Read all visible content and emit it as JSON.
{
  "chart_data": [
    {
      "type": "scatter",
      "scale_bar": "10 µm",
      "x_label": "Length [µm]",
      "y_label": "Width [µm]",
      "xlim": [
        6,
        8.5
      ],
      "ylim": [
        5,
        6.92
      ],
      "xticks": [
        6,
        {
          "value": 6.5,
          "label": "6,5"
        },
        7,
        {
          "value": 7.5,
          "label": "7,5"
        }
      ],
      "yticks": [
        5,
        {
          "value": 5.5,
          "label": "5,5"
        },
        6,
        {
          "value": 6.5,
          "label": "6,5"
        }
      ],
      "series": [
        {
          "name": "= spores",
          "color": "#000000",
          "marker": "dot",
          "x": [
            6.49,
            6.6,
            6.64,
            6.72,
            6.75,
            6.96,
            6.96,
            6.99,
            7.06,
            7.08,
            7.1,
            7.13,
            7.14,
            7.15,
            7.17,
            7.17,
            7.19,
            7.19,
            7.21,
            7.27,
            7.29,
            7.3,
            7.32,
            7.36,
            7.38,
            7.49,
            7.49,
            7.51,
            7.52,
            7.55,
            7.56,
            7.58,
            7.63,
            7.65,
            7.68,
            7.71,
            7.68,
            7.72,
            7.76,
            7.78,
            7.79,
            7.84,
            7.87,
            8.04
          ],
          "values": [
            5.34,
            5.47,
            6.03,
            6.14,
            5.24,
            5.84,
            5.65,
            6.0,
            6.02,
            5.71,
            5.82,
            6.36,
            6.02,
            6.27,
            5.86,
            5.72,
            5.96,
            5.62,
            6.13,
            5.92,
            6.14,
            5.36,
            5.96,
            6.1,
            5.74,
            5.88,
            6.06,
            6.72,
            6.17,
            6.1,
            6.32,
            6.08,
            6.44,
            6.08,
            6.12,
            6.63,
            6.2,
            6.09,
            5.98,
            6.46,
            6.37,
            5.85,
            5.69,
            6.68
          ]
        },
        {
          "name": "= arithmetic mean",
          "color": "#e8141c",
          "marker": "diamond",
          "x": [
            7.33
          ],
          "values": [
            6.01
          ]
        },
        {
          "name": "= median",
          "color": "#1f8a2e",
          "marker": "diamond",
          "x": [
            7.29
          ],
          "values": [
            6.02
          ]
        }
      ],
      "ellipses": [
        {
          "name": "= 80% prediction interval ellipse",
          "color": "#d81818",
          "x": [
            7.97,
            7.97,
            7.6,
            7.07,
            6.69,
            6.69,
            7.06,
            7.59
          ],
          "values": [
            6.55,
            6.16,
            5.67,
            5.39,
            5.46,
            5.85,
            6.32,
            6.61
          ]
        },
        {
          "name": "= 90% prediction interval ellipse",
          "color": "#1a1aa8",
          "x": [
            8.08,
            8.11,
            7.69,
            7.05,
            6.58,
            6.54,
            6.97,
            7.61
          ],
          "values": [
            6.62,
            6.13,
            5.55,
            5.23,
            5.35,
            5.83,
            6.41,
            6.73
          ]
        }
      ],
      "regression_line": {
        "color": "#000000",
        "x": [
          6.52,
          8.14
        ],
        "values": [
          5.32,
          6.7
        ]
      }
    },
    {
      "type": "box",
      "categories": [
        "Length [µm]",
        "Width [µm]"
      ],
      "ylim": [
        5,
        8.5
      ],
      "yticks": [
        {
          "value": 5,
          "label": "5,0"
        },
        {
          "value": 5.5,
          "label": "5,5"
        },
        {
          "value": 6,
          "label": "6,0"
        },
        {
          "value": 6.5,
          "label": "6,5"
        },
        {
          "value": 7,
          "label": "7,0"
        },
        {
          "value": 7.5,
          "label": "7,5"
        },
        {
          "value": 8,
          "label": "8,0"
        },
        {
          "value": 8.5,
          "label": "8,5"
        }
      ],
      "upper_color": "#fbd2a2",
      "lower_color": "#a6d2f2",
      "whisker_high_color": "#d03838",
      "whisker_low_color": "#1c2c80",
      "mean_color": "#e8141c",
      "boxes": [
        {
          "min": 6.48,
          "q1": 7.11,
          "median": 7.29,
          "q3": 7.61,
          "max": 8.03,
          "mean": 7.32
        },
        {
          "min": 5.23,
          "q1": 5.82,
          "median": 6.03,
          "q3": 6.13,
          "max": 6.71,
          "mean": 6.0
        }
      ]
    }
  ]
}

:::

TASK DETAILS: Print every record exactly as it was given.

TASK SOLUTION:
Read all visible content and emit it as JSON.
{
  "chart_data": [
    {
      "type": "scatter",
      "scale_bar": "10 µm",
      "x_label": "Length [µm]",
      "y_label": "Width [µm]",
      "xlim": [
        6,
        8.5
      ],
      "ylim": [
        5,
        6.92
      ],
      "xticks": [
        6,
        {
          "value": 6.5,
          "label": "6,5"
        },
        7,
        {
          "value": 7.5,
          "label": "7,5"
        }
      ],
      "yticks": [
        5,
        {
          "value": 5.5,
          "label": "5,5"
        },
        6,
        {
          "value": 6.5,
          "label": "6,5"
        }
      ],
      "series": [
        {
          "name": "= spores",
          "color": "#000000",
          "marker": "dot",
          "x": [
            6.49,
            6.6,
            6.64,
            6.72,
            6.75,
            6.96,
            6.96,
            6.99,
            7.06,
            7.08,
            7.1,
            7.13,
            7.14,
            7.15,
            7.17,
            7.17,
            7.19,
            7.19,
            7.21,
            7.27,
            7.29,
            7.3,
            7.32,
            7.36,
            7.38,
            7.49,
            7.49,
            7.51,
            7.52,
            7.55,
            7.56,
            7.58,
            7.63,
            7.65,
            7.68,
            7.71,
            7.68,
            7.72,
            7.76,
            7.78,
            7.79,
            7.84,
            7.87,
            8.04
          ],
          "values": [
            5.34,
            5.47,
            6.03,
            6.14,
            5.24,
            5.84,
            5.65,
            6.0,
            6.02,
            5.71,
            5.82,
            6.36,
            6.02,
            6.27,
            5.86,
            5.72,
            5.96,
            5.62,
            6.13,
            5.92,
            6.14,
            5.36,
            5.96,
            6.1,
            5.74,
            5.88,
            6.06,
            6.72,
            6.17,
            6.1,
            6.32,
            6.08,
            6.44,
            6.08,
            6.12,
            6.63,
            6.2,
            6.09,
            5.98,
            6.46,
            6.37,
            5.85,
            5.69,
            6.68
          ]
        },
        {
          "name": "= arithmetic mean",
          "color": "#e8141c",
          "marker": "diamond",
          "x": [
            7.33
          ],
          "values": [
            6.01
          ]
        },
        {
          "name": "= median",
          "color": "#1f8a2e",
          "marker": "diamond",
          "x": [
            7.29
          ],
          "values": [
            6.02
          ]
        }
      ],
      "ellipses": [
        {
          "name": "= 80% prediction interval ellipse",
          "color": "#d81818",
          "x": [
            7.97,
            7.97,
            7.6,
            7.07,
            6.69,
            6.69,
            7.06,
            7.59
          ],
          "values": [
            6.55,
            6.16,
            5.67,
            5.39,
            5.46,
            5.85,
            6.32,
            6.61
          ]
        },
        {
          "name": "= 90% prediction interval ellipse",
          "color": "#1a1aa8",
          "x": [
            8.08,
            8.11,
            7.69,
            7.05,
            6.58,
            6.54,
            6.97,
            7.61
          ],
          "values": [
            6.62,
            6.13,
            5.55,
            5.23,
            5.35,
            5.83,
            6.41,
            6.73
          ]
        }
      ],
      "regression_line": {
        "color": "#000000",
        "x": [
          6.52,
          8.14
        ],
        "values": [
          5.32,
          6.7
        ]
      }
    },
    {
      "type": "box",
      "categories": [
        "Length [µm]",
        "Width [µm]"
      ],
      "ylim": [
        5,
        8.5
      ],
      "yticks": [
        {
          "value": 5,
          "label": "5,0"
        },
        {
          "value": 5.5,
          "label": "5,5"
        },
        {
          "value": 6,
          "label": "6,0"
        },
        {
          "value": 6.5,
          "label": "6,5"
        },
        {
          "value": 7,
          "label": "7,0"
        },
        {
          "value": 7.5,
          "label": "7,5"
        },
        {
          "value": 8,
          "label": "8,0"
        },
        {
          "value": 8.5,
          "label": "8,5"
        }
      ],
      "upper_color": "#fbd2a2",
      "lower_color": "#a6d2f2",
      "whisker_high_color": "#d03838",
      "whisker_low_color": "#1c2c80",
      "mean_color": "#e8141c",
      "boxes": [
        {
          "min": 6.48,
          "q1": 7.11,
          "median": 7.29,
          "q3": 7.61,
          "max": 8.03,
          "mean": 7.32
        },
        {
          "min": 5.23,
          "q1": 5.82,
          "median": 6.03,
          "q3": 6.13,
          "max": 6.71,
          "mean": 6.0
        }
      ]
    }
  ]
}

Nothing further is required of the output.